* [Stored records]:

*-*-*

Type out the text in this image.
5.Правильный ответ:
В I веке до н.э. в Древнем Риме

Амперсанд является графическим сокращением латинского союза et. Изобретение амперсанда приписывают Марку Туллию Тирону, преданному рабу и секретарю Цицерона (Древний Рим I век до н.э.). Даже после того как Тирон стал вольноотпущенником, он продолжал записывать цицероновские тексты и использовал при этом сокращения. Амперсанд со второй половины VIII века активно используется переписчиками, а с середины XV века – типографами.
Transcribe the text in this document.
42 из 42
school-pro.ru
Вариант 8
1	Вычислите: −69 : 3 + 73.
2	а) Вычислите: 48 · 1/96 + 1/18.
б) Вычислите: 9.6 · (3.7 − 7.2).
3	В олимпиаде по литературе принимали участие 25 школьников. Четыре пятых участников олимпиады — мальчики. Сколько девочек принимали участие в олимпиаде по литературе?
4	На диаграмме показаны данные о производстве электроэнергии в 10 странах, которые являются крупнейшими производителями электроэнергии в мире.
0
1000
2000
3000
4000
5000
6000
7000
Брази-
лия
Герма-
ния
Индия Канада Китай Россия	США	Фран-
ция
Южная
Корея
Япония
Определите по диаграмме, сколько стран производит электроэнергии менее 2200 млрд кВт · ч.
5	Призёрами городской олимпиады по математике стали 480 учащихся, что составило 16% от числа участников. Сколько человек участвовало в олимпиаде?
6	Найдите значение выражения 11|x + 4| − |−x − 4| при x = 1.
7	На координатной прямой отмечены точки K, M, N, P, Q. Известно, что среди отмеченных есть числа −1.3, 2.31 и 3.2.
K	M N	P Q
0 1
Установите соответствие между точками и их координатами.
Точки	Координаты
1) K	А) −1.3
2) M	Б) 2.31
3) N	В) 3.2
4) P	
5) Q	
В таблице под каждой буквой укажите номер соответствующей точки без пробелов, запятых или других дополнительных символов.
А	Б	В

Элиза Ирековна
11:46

*-*-*

* [Task requirements]: Determine how many of the lines above hold the word "числа", and output that number by itself.

* [Answer to the exercise]: 2